= Task directions =
Collect the lines of the entries where "name" shows up.

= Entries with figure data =
-=-=-=-=-

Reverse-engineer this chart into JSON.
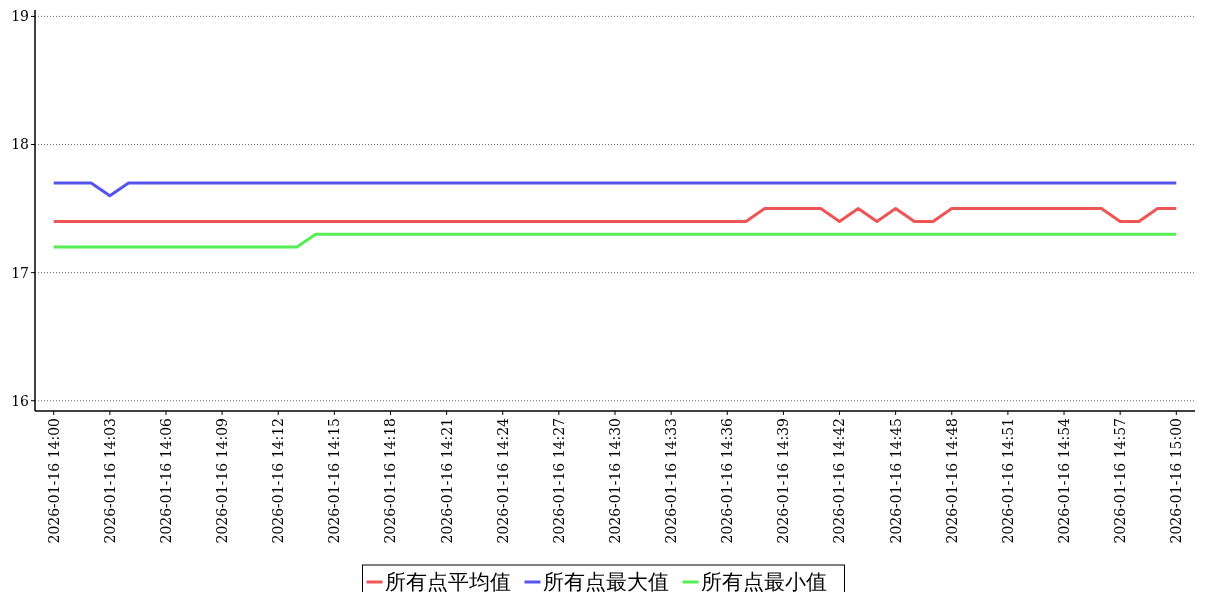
{
  "chart_data": {
    "type": "line",
    "x": [
      "2026-01-16T14:00",
      "2026-01-16T14:01",
      "2026-01-16T14:02",
      "2026-01-16T14:03",
      "2026-01-16T14:04",
      "2026-01-16T14:05",
      "2026-01-16T14:06",
      "2026-01-16T14:07",
      "2026-01-16T14:08",
      "2026-01-16T14:09",
      "2026-01-16T14:10",
      "2026-01-16T14:11",
      "2026-01-16T14:12",
      "2026-01-16T14:13",
      "2026-01-16T14:14",
      "2026-01-16T14:15",
      "2026-01-16T14:16",
      "2026-01-16T14:17",
      "2026-01-16T14:18",
      "2026-01-16T14:19",
      "2026-01-16T14:20",
      "2026-01-16T14:21",
      "2026-01-16T14:22",
      "2026-01-16T14:23",
      "2026-01-16T14:24",
      "2026-01-16T14:25",
      "2026-01-16T14:26",
      "2026-01-16T14:27",
      "2026-01-16T14:28",
      "2026-01-16T14:29",
      "2026-01-16T14:30",
      "2026-01-16T14:31",
      "2026-01-16T14:32",
      "2026-01-16T14:33",
      "2026-01-16T14:34",
      "2026-01-16T14:35",
      "2026-01-16T14:36",
      "2026-01-16T14:37",
      "2026-01-16T14:38",
      "2026-01-16T14:39",
      "2026-01-16T14:40",
      "2026-01-16T14:41",
      "2026-01-16T14:42",
      "2026-01-16T14:43",
      "2026-01-16T14:44",
      "2026-01-16T14:45",
      "2026-01-16T14:46",
      "2026-01-16T14:47",
      "2026-01-16T14:48",
      "2026-01-16T14:49",
      "2026-01-16T14:50",
      "2026-01-16T14:51",
      "2026-01-16T14:52",
      "2026-01-16T14:53",
      "2026-01-16T14:54",
      "2026-01-16T14:55",
      "2026-01-16T14:56",
      "2026-01-16T14:57",
      "2026-01-16T14:58",
      "2026-01-16T14:59",
      "2026-01-16T15:00"
    ],
    "series": [
      {
        "name": "所有点平均值",
        "color": "#ee5555",
        "values": [
          17.4,
          17.4,
          17.4,
          17.4,
          17.4,
          17.4,
          17.4,
          17.4,
          17.4,
          17.4,
          17.4,
          17.4,
          17.4,
          17.4,
          17.4,
          17.4,
          17.4,
          17.4,
          17.4,
          17.4,
          17.4,
          17.4,
          17.4,
          17.4,
          17.4,
          17.4,
          17.4,
          17.4,
          17.4,
          17.4,
          17.4,
          17.4,
          17.4,
          17.4,
          17.4,
          17.4,
          17.4,
          17.4,
          17.5,
          17.5,
          17.5,
          17.5,
          17.4,
          17.5,
          17.4,
          17.5,
          17.4,
          17.4,
          17.5,
          17.5,
          17.5,
          17.5,
          17.5,
          17.5,
          17.5,
          17.5,
          17.5,
          17.4,
          17.4,
          17.5,
          17.5
        ]
      },
      {
        "name": "所有点最大值",
        "color": "#5555ee",
        "values": [
          17.7,
          17.7,
          17.7,
          17.6,
          17.7,
          17.7,
          17.7,
          17.7,
          17.7,
          17.7,
          17.7,
          17.7,
          17.7,
          17.7,
          17.7,
          17.7,
          17.7,
          17.7,
          17.7,
          17.7,
          17.7,
          17.7,
          17.7,
          17.7,
          17.7,
          17.7,
          17.7,
          17.7,
          17.7,
          17.7,
          17.7,
          17.7,
          17.7,
          17.7,
          17.7,
          17.7,
          17.7,
          17.7,
          17.7,
          17.7,
          17.7,
          17.7,
          17.7,
          17.7,
          17.7,
          17.7,
          17.7,
          17.7,
          17.7,
          17.7,
          17.7,
          17.7,
          17.7,
          17.7,
          17.7,
          17.7,
          17.7,
          17.7,
          17.7,
          17.7,
          17.7
        ]
      },
      {
        "name": "所有点最小值",
        "color": "#55ee55",
        "values": [
          17.2,
          17.2,
          17.2,
          17.2,
          17.2,
          17.2,
          17.2,
          17.2,
          17.2,
          17.2,
          17.2,
          17.2,
          17.2,
          17.2,
          17.3,
          17.3,
          17.3,
          17.3,
          17.3,
          17.3,
          17.3,
          17.3,
          17.3,
          17.3,
          17.3,
          17.3,
          17.3,
          17.3,
          17.3,
          17.3,
          17.3,
          17.3,
          17.3,
          17.3,
          17.3,
          17.3,
          17.3,
          17.3,
          17.3,
          17.3,
          17.3,
          17.3,
          17.3,
          17.3,
          17.3,
          17.3,
          17.3,
          17.3,
          17.3,
          17.3,
          17.3,
          17.3,
          17.3,
          17.3,
          17.3,
          17.3,
          17.3,
          17.3,
          17.3,
          17.3,
          17.3
        ]
      }
    ],
    "xlim": [
      "2026-01-16T13:59",
      "2026-01-16T15:01"
    ],
    "xticks": [
      {
        "value": "2026-01-16T14:00",
        "label": "2026-01-16 14:00"
      },
      {
        "value": "2026-01-16T14:03",
        "label": "2026-01-16 14:03"
      },
      {
        "value": "2026-01-16T14:06",
        "label": "2026-01-16 14:06"
      },
      {
        "value": "2026-01-16T14:09",
        "label": "2026-01-16 14:09"
      },
      {
        "value": "2026-01-16T14:12",
        "label": "2026-01-16 14:12"
      },
      {
        "value": "2026-01-16T14:15",
        "label": "2026-01-16 14:15"
      },
      {
        "value": "2026-01-16T14:18",
        "label": "2026-01-16 14:18"
      },
      {
        "value": "2026-01-16T14:21",
        "label": "2026-01-16 14:21"
      },
      {
        "value": "2026-01-16T14:24",
        "label": "2026-01-16 14:24"
      },
      {
        "value": "2026-01-16T14:27",
        "label": "2026-01-16 14:27"
      },
      {
        "value": "2026-01-16T14:30",
        "label": "2026-01-16 14:30"
      },
      {
        "value": "2026-01-16T14:33",
        "label": "2026-01-16 14:33"
      },
      {
        "value": "2026-01-16T14:36",
        "label": "2026-01-16 14:36"
      },
      {
        "value": "2026-01-16T14:39",
        "label": "2026-01-16 14:39"
      },
      {
        "value": "2026-01-16T14:42",
        "label": "2026-01-16 14:42"
      },
      {
        "value": "2026-01-16T14:45",
        "label": "2026-01-16 14:45"
      },
      {
        "value": "2026-01-16T14:48",
        "label": "2026-01-16 14:48"
      },
      {
        "value": "2026-01-16T14:51",
        "label": "2026-01-16 14:51"
      },
      {
        "value": "2026-01-16T14:54",
        "label": "2026-01-16 14:54"
      },
      {
        "value": "2026-01-16T14:57",
        "label": "2026-01-16 14:57"
      },
      {
        "value": "2026-01-16T15:00",
        "label": "2026-01-16 15:00"
      }
    ],
    "ylim": [
      15.92,
      19.05
    ],
    "yticks": [
      16,
      17,
      18,
      19
    ],
    "grid": "y",
    "legend": "bottom",
    "marker": "none",
    "line_style": "solid"
  }
}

-=-=-=-=-

= Output =
        "name": "所有点平均值",
        "name": "所有点最大值",
        "name": "所有点最小值",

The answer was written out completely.